Problem - Quote all lines below exactly. Images stay out.

══════

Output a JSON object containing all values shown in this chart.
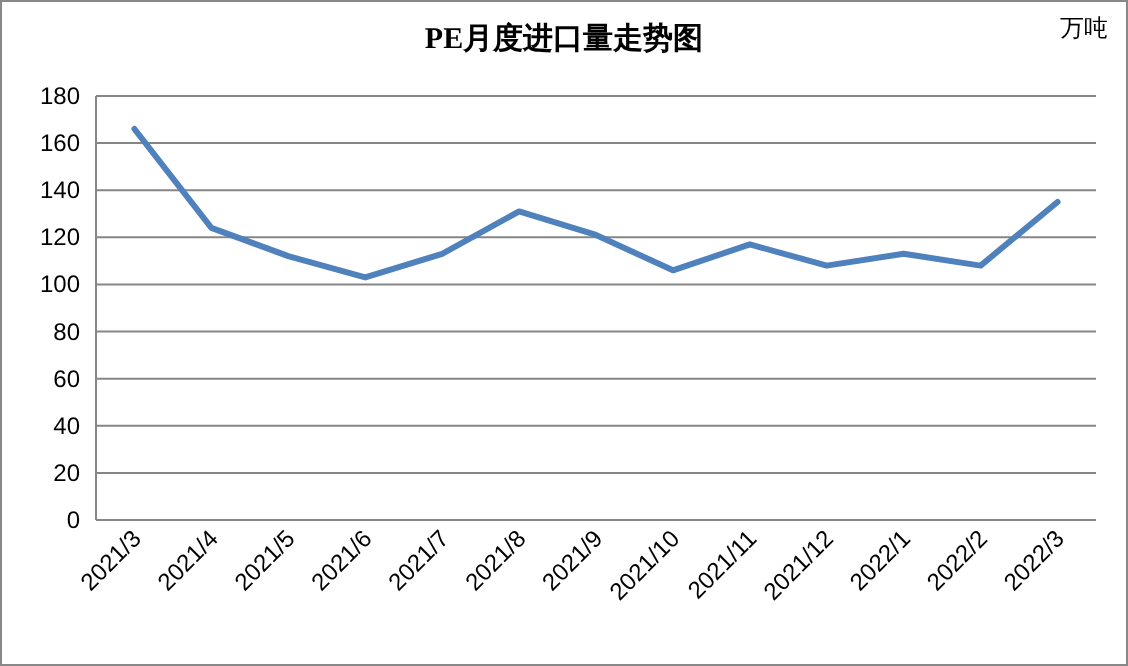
{
  "chart_data": {
    "type": "line",
    "title": "PE月度进口量走势图",
    "ylabel": "万吨",
    "categories": [
      "2021/3",
      "2021/4",
      "2021/5",
      "2021/6",
      "2021/7",
      "2021/8",
      "2021/9",
      "2021/10",
      "2021/11",
      "2021/12",
      "2022/1",
      "2022/2",
      "2022/3"
    ],
    "series": [
      {
        "color": "#4f81bd",
        "values": [
          166,
          124,
          112,
          103,
          113,
          131,
          121,
          106,
          117,
          108,
          113,
          108,
          135
        ]
      }
    ],
    "ylim": [
      0,
      180
    ],
    "yticks": [
      0,
      20,
      40,
      60,
      80,
      100,
      120,
      140,
      160,
      180
    ],
    "grid": "y",
    "marker": "none",
    "line_style": "solid"
  }
}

══════

Task solution -
Output a JSON object containing all values shown in this chart.
{
  "chart_data": {
    "type": "line",
    "title": "PE月度进口量走势图",
    "ylabel": "万吨",
    "categories": [
      "2021/3",
      "2021/4",
      "2021/5",
      "2021/6",
      "2021/7",
      "2021/8",
      "2021/9",
      "2021/10",
      "2021/11",
      "2021/12",
      "2022/1",
      "2022/2",
      "2022/3"
    ],
    "series": [
      {
        "color": "#4f81bd",
        "values": [
          166,
          124,
          112,
          103,
          113,
          131,
          121,
          106,
          117,
          108,
          113,
          108,
          135
        ]
      }
    ],
    "ylim": [
      0,
      180
    ],
    "yticks": [
      0,
      20,
      40,
      60,
      80,
      100,
      120,
      140,
      160,
      180
    ],
    "grid": "y",
    "marker": "none",
    "line_style": "solid"
  }
}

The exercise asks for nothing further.